## Source document
Everyone deals with foul breath problems at some point in their lives. Morning breath is quite common. Unfortunately, many people experience chronic foul breath that doesn’t go away easily. Thankfully, dealing with foul mouth odors is typically easy with help from your dentist. To help you understand why you shouldn’t hesitate to seek treatment, we explore a few interesting facts about bad breath, its common causes, and the most effective treatment options.
Poor Dental Habits Cause Halitosis
What are the causes of foul breath? Flossing and brushing your teeth daily will prevent food particles from becoming lodged between teeth and gums. Without complete oral hygiene, the food debris left behind will start to attract bacteria creating a foul odor. Additionally, scraping your tongue is vital to removing the bacteria deposits that collect on the taste buds on back of your tongue. Use a tongue scraper or the bristles of your toothbrush to scrub your tongue. Most modern toothbrushes come with a tongue scraper on the back side of the brush.
Tooth Decay Causes Mouth Odors
While poor dental habits will cause minor odors, they can also lead to prolonged foul odors due to dental caries. Tooth decay is often a result of poor oral hygiene. When bacteria collects in the mouth it can form plaque which combines with saliva to create acid. Tooth enamel erodes with acid formation, creating an environment for cavities and tooth decay. Often, smells can be an indicator of decaying material and bacteria attacking your tooth.
Foul Breath is Caused by Dry Mouth
The scientific name for dry mouth is xerostomia. Dry mouth is sometimes a result of salivary gland conditions, a side effect of certain medications, or mouth breathing. Your saliva is vital to keeping the mouth hydrated. It balances the acid levels in your mouth, and washing away dead cells. Decomposing dead cells that collect on the soft tissues of your mouth create a foul odor. You can treat your dry mouth condition by changing certain medications which cause dry mouth or drinking water frequently.
According to the Journal of Periodontology, regular drinkers are more likely to have increased plaque buildup. Excess consumption causes dehydration and bacteria counts rise.
Infection Can Cause Halitosis
Illnesses like pneumonia, bronchitis, chronic sinus infections, diabetes, post nasal drip, acid reflux, and kidney and liver problems are all contributors to bad breath. Often, it is a sign that you have a health complication. Do not ignore chronic breath problems, but ask your Chicago area dentist what may be causing your specific condition.

## Information
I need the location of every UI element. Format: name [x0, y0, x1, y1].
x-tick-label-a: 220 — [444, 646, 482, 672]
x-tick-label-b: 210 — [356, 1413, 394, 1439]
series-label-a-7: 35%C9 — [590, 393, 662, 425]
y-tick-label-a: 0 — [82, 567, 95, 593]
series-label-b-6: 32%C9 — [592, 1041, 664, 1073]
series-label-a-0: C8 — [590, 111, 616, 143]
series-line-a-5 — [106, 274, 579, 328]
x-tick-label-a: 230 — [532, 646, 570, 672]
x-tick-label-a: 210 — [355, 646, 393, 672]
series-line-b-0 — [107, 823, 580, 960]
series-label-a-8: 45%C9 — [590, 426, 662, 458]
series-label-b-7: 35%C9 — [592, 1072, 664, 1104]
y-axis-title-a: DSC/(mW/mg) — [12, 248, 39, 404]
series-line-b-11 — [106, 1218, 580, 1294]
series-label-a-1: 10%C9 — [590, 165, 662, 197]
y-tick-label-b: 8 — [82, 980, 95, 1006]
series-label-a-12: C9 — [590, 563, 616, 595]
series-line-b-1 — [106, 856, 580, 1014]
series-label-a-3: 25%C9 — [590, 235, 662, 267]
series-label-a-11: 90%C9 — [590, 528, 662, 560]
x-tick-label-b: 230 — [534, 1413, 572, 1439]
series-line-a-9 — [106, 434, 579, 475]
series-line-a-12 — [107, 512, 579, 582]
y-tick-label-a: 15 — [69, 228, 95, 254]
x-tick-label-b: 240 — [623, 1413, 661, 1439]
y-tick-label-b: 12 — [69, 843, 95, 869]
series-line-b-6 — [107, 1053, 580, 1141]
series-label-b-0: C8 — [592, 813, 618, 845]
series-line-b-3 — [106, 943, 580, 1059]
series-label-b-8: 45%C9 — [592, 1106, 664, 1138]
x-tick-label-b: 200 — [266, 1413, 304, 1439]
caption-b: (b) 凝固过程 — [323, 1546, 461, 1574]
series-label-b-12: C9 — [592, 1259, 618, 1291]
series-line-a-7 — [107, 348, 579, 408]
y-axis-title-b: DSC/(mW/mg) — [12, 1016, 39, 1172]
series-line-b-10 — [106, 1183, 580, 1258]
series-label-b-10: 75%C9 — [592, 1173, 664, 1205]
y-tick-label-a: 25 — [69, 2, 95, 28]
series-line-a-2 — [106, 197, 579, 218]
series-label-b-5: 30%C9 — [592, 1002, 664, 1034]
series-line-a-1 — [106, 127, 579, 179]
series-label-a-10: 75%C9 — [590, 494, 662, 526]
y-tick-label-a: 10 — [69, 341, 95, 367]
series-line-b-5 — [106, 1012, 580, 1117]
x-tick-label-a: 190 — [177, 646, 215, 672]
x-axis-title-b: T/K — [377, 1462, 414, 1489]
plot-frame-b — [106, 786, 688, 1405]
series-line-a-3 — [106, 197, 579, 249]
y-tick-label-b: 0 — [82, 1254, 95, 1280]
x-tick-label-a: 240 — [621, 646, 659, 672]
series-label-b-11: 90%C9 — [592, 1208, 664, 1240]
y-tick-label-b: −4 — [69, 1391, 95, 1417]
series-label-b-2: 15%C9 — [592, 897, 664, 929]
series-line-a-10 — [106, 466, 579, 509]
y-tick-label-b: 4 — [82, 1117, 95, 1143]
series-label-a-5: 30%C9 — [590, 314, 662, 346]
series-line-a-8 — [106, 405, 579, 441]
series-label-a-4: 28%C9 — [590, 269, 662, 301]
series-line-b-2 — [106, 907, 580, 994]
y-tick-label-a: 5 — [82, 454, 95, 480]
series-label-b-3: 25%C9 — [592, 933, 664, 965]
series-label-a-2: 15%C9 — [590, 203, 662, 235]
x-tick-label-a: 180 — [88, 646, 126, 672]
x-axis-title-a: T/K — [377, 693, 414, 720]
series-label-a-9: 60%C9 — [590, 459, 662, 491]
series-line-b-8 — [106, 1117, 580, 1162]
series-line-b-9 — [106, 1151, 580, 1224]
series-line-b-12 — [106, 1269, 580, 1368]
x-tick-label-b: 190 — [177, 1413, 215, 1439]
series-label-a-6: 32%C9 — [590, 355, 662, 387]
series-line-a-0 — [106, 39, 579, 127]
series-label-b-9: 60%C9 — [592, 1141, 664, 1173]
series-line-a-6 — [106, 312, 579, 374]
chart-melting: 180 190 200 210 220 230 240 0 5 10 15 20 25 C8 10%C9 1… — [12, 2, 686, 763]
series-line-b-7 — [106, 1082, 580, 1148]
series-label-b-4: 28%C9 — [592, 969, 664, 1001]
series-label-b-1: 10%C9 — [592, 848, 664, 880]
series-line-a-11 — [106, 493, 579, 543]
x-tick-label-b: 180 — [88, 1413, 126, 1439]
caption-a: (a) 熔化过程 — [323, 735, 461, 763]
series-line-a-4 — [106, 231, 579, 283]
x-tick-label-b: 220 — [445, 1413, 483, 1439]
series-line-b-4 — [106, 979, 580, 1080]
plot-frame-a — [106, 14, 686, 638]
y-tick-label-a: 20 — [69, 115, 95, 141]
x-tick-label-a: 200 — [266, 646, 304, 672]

## Work instruction 1
From the article on bad breath, return the passage between "Infection Can Cause" and "your specific condition.", inclusive, copied word for word.
## Work instruction 2
In the article on bad breath, what is the scientific name for dry mouth?

## Answer box 1
Infection Can Cause Halitosis
Illnesses like pneumonia, bronchitis, chronic sinus infections, diabetes, post nasal drip, acid reflux, and kidney and liver problems are all contributors to bad breath. Often, it is a sign that you have a health complication. Do not ignore chronic breath problems, but ask your Chicago area dentist what may be causing your specific condition.

## Answer box 2
Xerostomia